◆ EXERCISE INSTRUCTIONS ◆
Repeat each entry word for word. Leave any images out of the copy.

◆ AVAILABLE DATA ◆
───
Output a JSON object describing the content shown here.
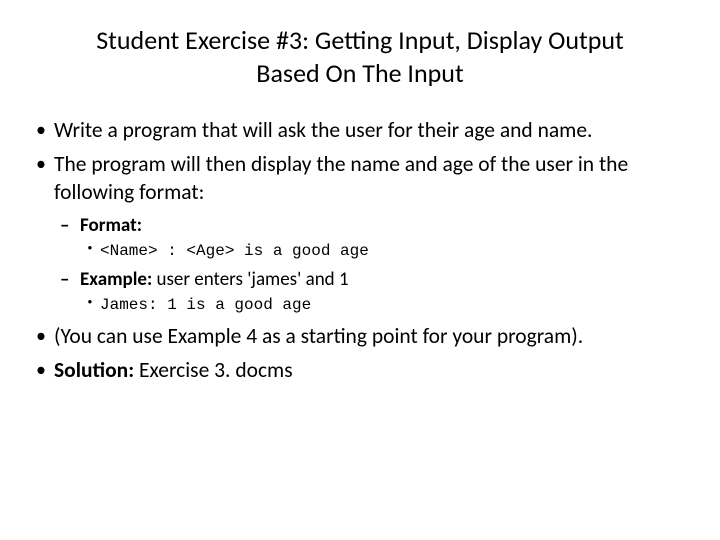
{
  "title": "Student Exercise #3: Getting Input, Display Output Based On The Input",
  "bullets": {
    "b1": "Write a program that will ask the user for their age and name.",
    "b2": "The program will then display the name and age of the user in the following format:",
    "b3": "(You can use Example 4 as a starting point for your program).",
    "b4_label": "Solution:",
    "b4_value": " Exercise 3. docms"
  },
  "sub": {
    "format_label": "Format:",
    "format_code": "<Name> : <Age> is a good age",
    "example_label": "Example:",
    "example_text": " user enters 'james' and 1",
    "example_code": "James: 1 is a good age"
  }
}
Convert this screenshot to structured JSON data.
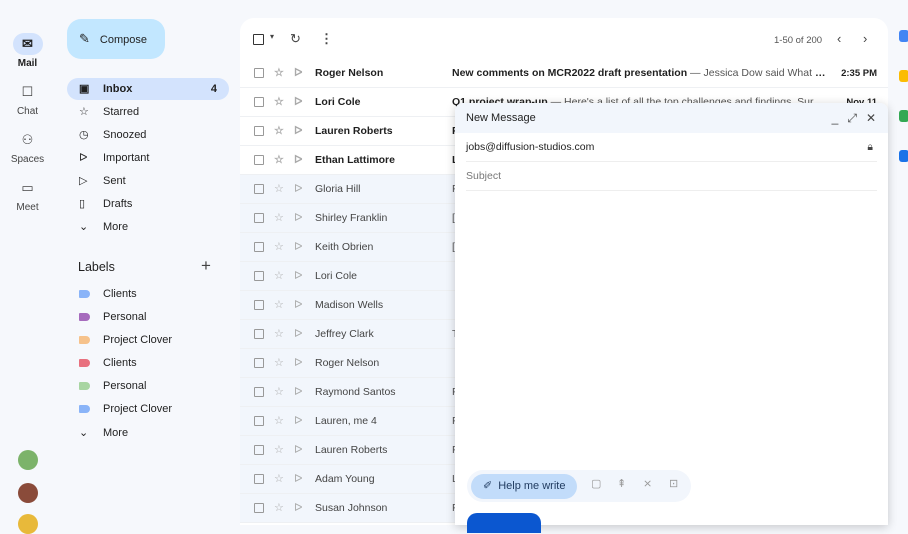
───
◆ WRITTEN ANSWER ◆
Output a JSON object describing the content shown here.
{
  "title": "Student Exercise #3: Getting Input, Display Output Based On The Input",
  "bullets": {
    "b1": "Write a program that will ask the user for their age and name.",
    "b2": "The program will then display the name and age of the user in the following format:",
    "b3": "(You can use Example 4 as a starting point for your program).",
    "b4_label": "Solution:",
    "b4_value": " Exercise 3. docms"
  },
  "sub": {
    "format_label": "Format:",
    "format_code": "<Name> : <Age> is a good age",
    "example_label": "Example:",
    "example_text": " user enters 'james' and 1",
    "example_code": "James: 1 is a good age"
  }
}
Convert this screenshot to structured JSON data.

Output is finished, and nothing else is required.